··· GIVEN RECORDS

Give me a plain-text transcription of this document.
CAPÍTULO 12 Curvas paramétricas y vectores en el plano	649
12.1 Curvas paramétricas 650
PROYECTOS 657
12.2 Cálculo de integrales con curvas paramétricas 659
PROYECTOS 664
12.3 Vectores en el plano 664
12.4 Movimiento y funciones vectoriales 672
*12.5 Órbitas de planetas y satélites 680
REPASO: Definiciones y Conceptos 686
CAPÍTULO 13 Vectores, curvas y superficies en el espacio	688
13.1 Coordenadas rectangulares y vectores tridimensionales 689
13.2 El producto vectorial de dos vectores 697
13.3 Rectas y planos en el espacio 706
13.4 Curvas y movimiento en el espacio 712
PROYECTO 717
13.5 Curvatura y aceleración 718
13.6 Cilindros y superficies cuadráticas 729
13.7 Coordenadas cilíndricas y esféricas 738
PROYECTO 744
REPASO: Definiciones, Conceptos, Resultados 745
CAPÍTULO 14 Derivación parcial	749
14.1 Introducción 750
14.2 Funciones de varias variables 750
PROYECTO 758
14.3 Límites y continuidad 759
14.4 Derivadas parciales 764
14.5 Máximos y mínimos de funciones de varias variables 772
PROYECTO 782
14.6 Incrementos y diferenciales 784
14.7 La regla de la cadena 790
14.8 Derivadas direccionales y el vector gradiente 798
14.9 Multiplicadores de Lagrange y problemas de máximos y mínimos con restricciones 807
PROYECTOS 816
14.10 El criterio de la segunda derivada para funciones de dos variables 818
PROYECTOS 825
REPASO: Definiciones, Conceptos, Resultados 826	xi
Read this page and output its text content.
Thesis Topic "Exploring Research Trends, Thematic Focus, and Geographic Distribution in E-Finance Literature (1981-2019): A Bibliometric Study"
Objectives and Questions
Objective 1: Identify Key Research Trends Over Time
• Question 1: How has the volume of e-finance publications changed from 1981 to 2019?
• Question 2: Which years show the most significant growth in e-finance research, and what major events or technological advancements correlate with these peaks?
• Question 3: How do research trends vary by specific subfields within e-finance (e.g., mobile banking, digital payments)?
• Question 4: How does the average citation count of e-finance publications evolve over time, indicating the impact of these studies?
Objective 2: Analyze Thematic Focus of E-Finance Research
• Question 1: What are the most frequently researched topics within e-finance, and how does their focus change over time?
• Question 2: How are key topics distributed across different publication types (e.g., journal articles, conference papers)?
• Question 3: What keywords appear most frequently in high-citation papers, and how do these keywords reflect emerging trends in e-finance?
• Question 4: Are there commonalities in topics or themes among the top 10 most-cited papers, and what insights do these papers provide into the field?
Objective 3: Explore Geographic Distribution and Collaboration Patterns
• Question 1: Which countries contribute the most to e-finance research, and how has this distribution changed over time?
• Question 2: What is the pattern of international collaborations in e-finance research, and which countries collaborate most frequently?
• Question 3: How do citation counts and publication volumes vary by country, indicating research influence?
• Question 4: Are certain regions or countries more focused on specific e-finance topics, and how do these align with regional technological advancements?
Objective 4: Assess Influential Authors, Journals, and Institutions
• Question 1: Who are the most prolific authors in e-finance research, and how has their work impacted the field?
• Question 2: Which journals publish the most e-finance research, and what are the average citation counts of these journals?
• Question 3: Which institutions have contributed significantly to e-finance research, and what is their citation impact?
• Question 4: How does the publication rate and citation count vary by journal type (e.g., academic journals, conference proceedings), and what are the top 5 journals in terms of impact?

······

Select and copy every line of the listing with the word "within".

• Question 3: How do research trends vary by specific subfields within e-finance (e.g., mobile banking, digital payments)?
• Question 1: What are the most frequently researched topics within e-finance, and how does their focus change over time?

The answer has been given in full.